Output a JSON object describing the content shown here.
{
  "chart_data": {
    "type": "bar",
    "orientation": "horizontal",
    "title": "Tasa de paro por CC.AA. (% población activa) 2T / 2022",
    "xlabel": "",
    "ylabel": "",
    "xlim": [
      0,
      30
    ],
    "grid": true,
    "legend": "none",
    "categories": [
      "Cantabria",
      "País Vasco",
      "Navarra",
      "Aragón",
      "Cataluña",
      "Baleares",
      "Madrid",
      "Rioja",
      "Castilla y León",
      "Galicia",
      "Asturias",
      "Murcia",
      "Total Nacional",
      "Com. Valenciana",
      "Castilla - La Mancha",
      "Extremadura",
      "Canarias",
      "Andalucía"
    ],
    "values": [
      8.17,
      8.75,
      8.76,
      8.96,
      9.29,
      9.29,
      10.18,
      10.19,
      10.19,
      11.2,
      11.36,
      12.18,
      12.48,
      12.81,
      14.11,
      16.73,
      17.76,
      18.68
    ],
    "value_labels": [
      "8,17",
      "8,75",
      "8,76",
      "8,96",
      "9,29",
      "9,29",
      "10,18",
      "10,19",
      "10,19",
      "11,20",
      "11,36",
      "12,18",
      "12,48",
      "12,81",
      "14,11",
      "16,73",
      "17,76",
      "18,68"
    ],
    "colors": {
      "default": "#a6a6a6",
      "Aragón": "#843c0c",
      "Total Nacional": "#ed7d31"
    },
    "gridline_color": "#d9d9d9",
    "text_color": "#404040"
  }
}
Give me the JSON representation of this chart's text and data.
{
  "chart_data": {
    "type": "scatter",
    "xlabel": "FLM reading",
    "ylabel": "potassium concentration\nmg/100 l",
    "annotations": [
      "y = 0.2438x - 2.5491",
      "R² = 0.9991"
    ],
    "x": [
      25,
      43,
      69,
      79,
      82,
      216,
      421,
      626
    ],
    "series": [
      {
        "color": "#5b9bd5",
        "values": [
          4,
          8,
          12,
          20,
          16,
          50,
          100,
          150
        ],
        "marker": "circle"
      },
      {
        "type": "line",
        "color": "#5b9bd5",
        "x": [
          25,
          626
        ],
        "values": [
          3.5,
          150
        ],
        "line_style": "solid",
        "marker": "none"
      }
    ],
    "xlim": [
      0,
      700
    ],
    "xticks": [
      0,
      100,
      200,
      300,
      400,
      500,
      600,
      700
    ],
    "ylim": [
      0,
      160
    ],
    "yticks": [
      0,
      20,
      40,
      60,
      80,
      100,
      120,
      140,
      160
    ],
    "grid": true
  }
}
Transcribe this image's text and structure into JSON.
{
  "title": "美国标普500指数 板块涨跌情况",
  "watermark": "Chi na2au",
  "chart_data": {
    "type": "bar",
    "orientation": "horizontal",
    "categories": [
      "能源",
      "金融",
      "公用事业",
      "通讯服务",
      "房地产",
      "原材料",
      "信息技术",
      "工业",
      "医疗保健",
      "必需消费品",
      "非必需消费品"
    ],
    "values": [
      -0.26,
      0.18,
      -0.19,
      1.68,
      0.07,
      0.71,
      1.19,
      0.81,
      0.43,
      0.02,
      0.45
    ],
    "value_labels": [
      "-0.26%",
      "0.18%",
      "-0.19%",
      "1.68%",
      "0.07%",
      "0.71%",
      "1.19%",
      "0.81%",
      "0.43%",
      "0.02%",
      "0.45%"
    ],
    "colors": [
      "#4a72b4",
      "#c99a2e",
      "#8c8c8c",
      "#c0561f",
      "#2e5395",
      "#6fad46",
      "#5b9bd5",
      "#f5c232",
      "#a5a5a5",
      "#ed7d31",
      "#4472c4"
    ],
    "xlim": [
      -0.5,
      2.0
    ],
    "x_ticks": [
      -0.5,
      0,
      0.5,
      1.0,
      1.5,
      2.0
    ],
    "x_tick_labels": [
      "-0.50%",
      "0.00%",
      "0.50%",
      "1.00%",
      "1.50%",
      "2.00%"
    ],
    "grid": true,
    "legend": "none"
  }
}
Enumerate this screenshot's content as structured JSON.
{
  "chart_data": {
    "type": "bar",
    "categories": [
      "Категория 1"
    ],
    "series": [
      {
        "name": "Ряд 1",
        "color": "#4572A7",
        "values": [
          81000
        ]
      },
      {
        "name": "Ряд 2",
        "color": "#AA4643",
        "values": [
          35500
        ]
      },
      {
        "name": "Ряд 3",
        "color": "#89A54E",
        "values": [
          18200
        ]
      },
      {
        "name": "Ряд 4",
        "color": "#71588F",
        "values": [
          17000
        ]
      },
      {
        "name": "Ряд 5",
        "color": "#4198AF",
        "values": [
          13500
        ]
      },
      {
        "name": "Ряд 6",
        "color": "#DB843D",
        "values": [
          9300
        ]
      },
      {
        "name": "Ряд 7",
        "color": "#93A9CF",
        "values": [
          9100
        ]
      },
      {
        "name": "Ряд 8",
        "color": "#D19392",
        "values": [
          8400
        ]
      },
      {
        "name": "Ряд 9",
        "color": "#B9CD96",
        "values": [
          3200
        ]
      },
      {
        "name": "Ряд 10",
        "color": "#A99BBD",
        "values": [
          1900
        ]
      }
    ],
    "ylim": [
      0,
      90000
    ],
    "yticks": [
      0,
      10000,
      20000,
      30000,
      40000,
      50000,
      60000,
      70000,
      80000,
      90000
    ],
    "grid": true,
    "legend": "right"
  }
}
=-=-=
* _Aim of the exercise_
Would you copy out each line exactly as written?

* _Result of this exercise_
Output a JSON object describing the content shown here.
{
  "chart_data": {
    "type": "bar",
    "orientation": "horizontal",
    "title": "Tasa de paro por CC.AA. (% población activa) 2T / 2022",
    "xlabel": "",
    "ylabel": "",
    "xlim": [
      0,
      30
    ],
    "grid": true,
    "legend": "none",
    "categories": [
      "Cantabria",
      "País Vasco",
      "Navarra",
      "Aragón",
      "Cataluña",
      "Baleares",
      "Madrid",
      "Rioja",
      "Castilla y León",
      "Galicia",
      "Asturias",
      "Murcia",
      "Total Nacional",
      "Com. Valenciana",
      "Castilla - La Mancha",
      "Extremadura",
      "Canarias",
      "Andalucía"
    ],
    "values": [
      8.17,
      8.75,
      8.76,
      8.96,
      9.29,
      9.29,
      10.18,
      10.19,
      10.19,
      11.2,
      11.36,
      12.18,
      12.48,
      12.81,
      14.11,
      16.73,
      17.76,
      18.68
    ],
    "value_labels": [
      "8,17",
      "8,75",
      "8,76",
      "8,96",
      "9,29",
      "9,29",
      "10,18",
      "10,19",
      "10,19",
      "11,20",
      "11,36",
      "12,18",
      "12,48",
      "12,81",
      "14,11",
      "16,73",
      "17,76",
      "18,68"
    ],
    "colors": {
      "default": "#a6a6a6",
      "Aragón": "#843c0c",
      "Total Nacional": "#ed7d31"
    },
    "gridline_color": "#d9d9d9",
    "text_color": "#404040"
  }
}
Give me the JSON representation of this chart's text and data.
{
  "chart_data": {
    "type": "scatter",
    "xlabel": "FLM reading",
    "ylabel": "potassium concentration\nmg/100 l",
    "annotations": [
      "y = 0.2438x - 2.5491",
      "R² = 0.9991"
    ],
    "x": [
      25,
      43,
      69,
      79,
      82,
      216,
      421,
      626
    ],
    "series": [
      {
        "color": "#5b9bd5",
        "values": [
          4,
          8,
          12,
          20,
          16,
          50,
          100,
          150
        ],
        "marker": "circle"
      },
      {
        "type": "line",
        "color": "#5b9bd5",
        "x": [
          25,
          626
        ],
        "values": [
          3.5,
          150
        ],
        "line_style": "solid",
        "marker": "none"
      }
    ],
    "xlim": [
      0,
      700
    ],
    "xticks": [
      0,
      100,
      200,
      300,
      400,
      500,
      600,
      700
    ],
    "ylim": [
      0,
      160
    ],
    "yticks": [
      0,
      20,
      40,
      60,
      80,
      100,
      120,
      140,
      160
    ],
    "grid": true
  }
}
Transcribe this image's text and structure into JSON.
{
  "title": "美国标普500指数 板块涨跌情况",
  "watermark": "Chi na2au",
  "chart_data": {
    "type": "bar",
    "orientation": "horizontal",
    "categories": [
      "能源",
      "金融",
      "公用事业",
      "通讯服务",
      "房地产",
      "原材料",
      "信息技术",
      "工业",
      "医疗保健",
      "必需消费品",
      "非必需消费品"
    ],
    "values": [
      -0.26,
      0.18,
      -0.19,
      1.68,
      0.07,
      0.71,
      1.19,
      0.81,
      0.43,
      0.02,
      0.45
    ],
    "value_labels": [
      "-0.26%",
      "0.18%",
      "-0.19%",
      "1.68%",
      "0.07%",
      "0.71%",
      "1.19%",
      "0.81%",
      "0.43%",
      "0.02%",
      "0.45%"
    ],
    "colors": [
      "#4a72b4",
      "#c99a2e",
      "#8c8c8c",
      "#c0561f",
      "#2e5395",
      "#6fad46",
      "#5b9bd5",
      "#f5c232",
      "#a5a5a5",
      "#ed7d31",
      "#4472c4"
    ],
    "xlim": [
      -0.5,
      2.0
    ],
    "x_ticks": [
      -0.5,
      0,
      0.5,
      1.0,
      1.5,
      2.0
    ],
    "x_tick_labels": [
      "-0.50%",
      "0.00%",
      "0.50%",
      "1.00%",
      "1.50%",
      "2.00%"
    ],
    "grid": true,
    "legend": "none"
  }
}
Enumerate this screenshot's content as structured JSON.
{
  "chart_data": {
    "type": "bar",
    "categories": [
      "Категория 1"
    ],
    "series": [
      {
        "name": "Ряд 1",
        "color": "#4572A7",
        "values": [
          81000
        ]
      },
      {
        "name": "Ряд 2",
        "color": "#AA4643",
        "values": [
          35500
        ]
      },
      {
        "name": "Ряд 3",
        "color": "#89A54E",
        "values": [
          18200
        ]
      },
      {
        "name": "Ряд 4",
        "color": "#71588F",
        "values": [
          17000
        ]
      },
      {
        "name": "Ряд 5",
        "color": "#4198AF",
        "values": [
          13500
        ]
      },
      {
        "name": "Ряд 6",
        "color": "#DB843D",
        "values": [
          9300
        ]
      },
      {
        "name": "Ряд 7",
        "color": "#93A9CF",
        "values": [
          9100
        ]
      },
      {
        "name": "Ряд 8",
        "color": "#D19392",
        "values": [
          8400
        ]
      },
      {
        "name": "Ряд 9",
        "color": "#B9CD96",
        "values": [
          3200
        ]
      },
      {
        "name": "Ряд 10",
        "color": "#A99BBD",
        "values": [
          1900
        ]
      }
    ],
    "ylim": [
      0,
      90000
    ],
    "yticks": [
      0,
      10000,
      20000,
      30000,
      40000,
      50000,
      60000,
      70000,
      80000,
      90000
    ],
    "grid": true,
    "legend": "right"
  }
}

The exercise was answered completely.